[Entries with figure data]
──────

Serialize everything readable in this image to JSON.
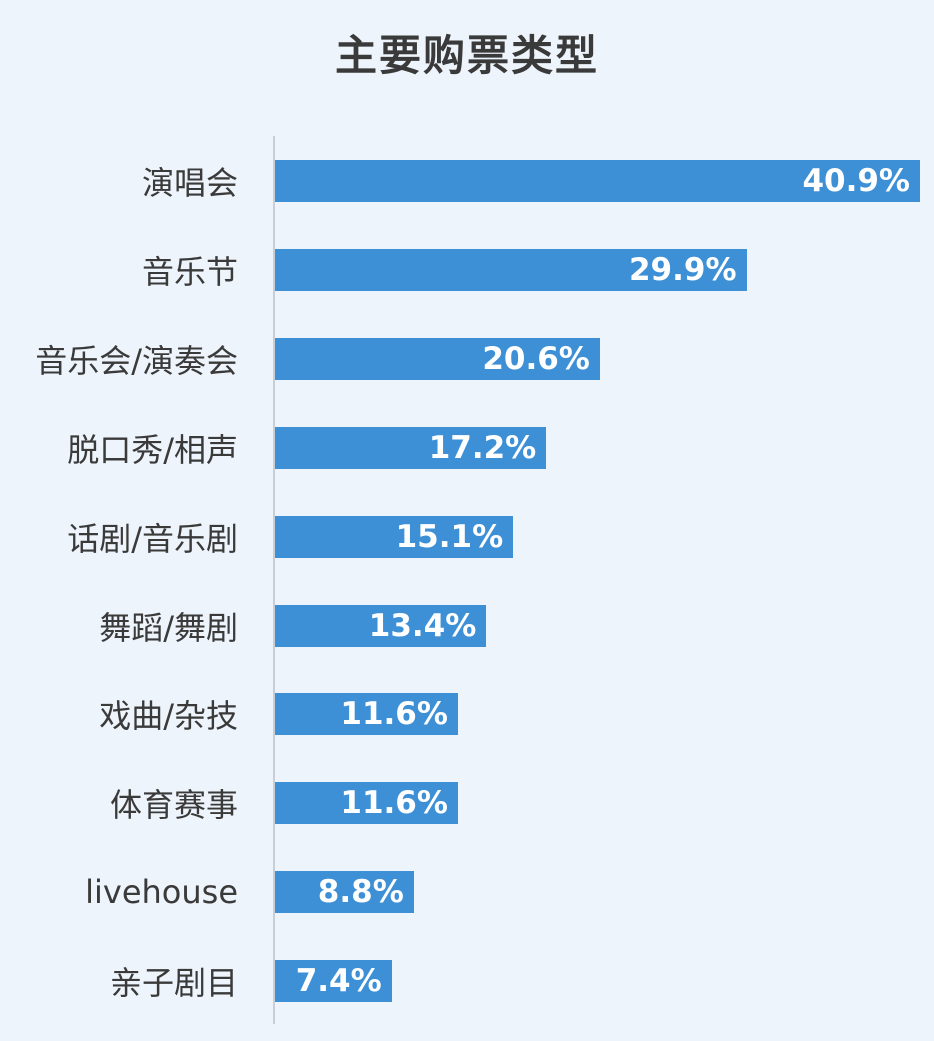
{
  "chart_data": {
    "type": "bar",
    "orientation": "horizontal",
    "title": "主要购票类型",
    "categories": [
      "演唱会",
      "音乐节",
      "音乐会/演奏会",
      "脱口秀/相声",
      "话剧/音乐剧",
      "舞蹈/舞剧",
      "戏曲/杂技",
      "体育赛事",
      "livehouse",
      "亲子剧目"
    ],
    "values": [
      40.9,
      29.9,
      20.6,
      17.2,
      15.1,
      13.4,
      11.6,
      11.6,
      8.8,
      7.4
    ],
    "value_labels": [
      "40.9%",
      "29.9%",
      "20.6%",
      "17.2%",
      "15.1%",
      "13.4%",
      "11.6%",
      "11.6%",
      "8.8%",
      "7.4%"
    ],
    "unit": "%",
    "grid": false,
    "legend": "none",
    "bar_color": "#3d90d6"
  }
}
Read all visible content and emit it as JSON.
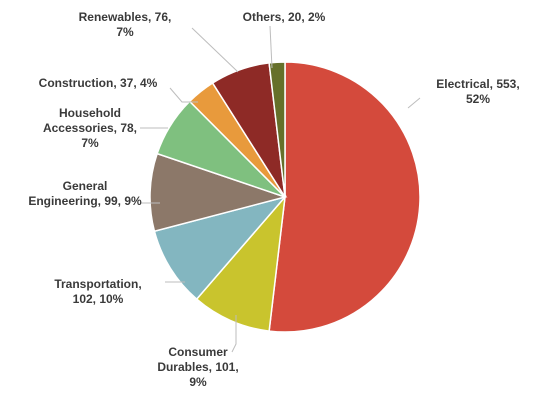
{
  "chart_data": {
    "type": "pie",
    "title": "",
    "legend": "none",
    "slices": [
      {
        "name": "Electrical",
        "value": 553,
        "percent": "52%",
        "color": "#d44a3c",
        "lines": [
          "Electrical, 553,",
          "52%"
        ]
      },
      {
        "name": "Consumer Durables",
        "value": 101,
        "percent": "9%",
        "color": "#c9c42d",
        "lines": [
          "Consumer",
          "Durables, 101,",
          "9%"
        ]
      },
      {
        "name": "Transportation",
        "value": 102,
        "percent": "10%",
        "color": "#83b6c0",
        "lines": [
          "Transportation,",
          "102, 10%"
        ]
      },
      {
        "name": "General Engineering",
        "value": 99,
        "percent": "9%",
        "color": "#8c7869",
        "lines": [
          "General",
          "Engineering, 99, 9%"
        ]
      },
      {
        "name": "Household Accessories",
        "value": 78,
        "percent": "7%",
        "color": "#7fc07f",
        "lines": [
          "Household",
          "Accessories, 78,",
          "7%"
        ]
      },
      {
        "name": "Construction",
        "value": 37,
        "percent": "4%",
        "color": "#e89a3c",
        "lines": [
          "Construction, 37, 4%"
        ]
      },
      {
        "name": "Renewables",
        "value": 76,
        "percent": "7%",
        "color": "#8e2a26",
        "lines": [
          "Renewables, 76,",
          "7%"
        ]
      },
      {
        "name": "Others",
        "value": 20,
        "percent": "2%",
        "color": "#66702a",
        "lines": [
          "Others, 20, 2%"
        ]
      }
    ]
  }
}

──────

GIVEN INSTRUCTION: Exactly reproduce the entries above, minus the pictures.

FULL ANSWER:
Serialize everything readable in this image to JSON.
{
  "chart_data": {
    "type": "bar",
    "orientation": "horizontal",
    "title": "主要购票类型",
    "categories": [
      "演唱会",
      "音乐节",
      "音乐会/演奏会",
      "脱口秀/相声",
      "话剧/音乐剧",
      "舞蹈/舞剧",
      "戏曲/杂技",
      "体育赛事",
      "livehouse",
      "亲子剧目"
    ],
    "values": [
      40.9,
      29.9,
      20.6,
      17.2,
      15.1,
      13.4,
      11.6,
      11.6,
      8.8,
      7.4
    ],
    "value_labels": [
      "40.9%",
      "29.9%",
      "20.6%",
      "17.2%",
      "15.1%",
      "13.4%",
      "11.6%",
      "11.6%",
      "8.8%",
      "7.4%"
    ],
    "unit": "%",
    "grid": false,
    "legend": "none",
    "bar_color": "#3d90d6"
  }
}
Read all visible content and emit it as JSON.
{
  "chart_data": {
    "type": "pie",
    "title": "",
    "legend": "none",
    "slices": [
      {
        "name": "Electrical",
        "value": 553,
        "percent": "52%",
        "color": "#d44a3c",
        "lines": [
          "Electrical, 553,",
          "52%"
        ]
      },
      {
        "name": "Consumer Durables",
        "value": 101,
        "percent": "9%",
        "color": "#c9c42d",
        "lines": [
          "Consumer",
          "Durables, 101,",
          "9%"
        ]
      },
      {
        "name": "Transportation",
        "value": 102,
        "percent": "10%",
        "color": "#83b6c0",
        "lines": [
          "Transportation,",
          "102, 10%"
        ]
      },
      {
        "name": "General Engineering",
        "value": 99,
        "percent": "9%",
        "color": "#8c7869",
        "lines": [
          "General",
          "Engineering, 99, 9%"
        ]
      },
      {
        "name": "Household Accessories",
        "value": 78,
        "percent": "7%",
        "color": "#7fc07f",
        "lines": [
          "Household",
          "Accessories, 78,",
          "7%"
        ]
      },
      {
        "name": "Construction",
        "value": 37,
        "percent": "4%",
        "color": "#e89a3c",
        "lines": [
          "Construction, 37, 4%"
        ]
      },
      {
        "name": "Renewables",
        "value": 76,
        "percent": "7%",
        "color": "#8e2a26",
        "lines": [
          "Renewables, 76,",
          "7%"
        ]
      },
      {
        "name": "Others",
        "value": 20,
        "percent": "2%",
        "color": "#66702a",
        "lines": [
          "Others, 20, 2%"
        ]
      }
    ]
  }
}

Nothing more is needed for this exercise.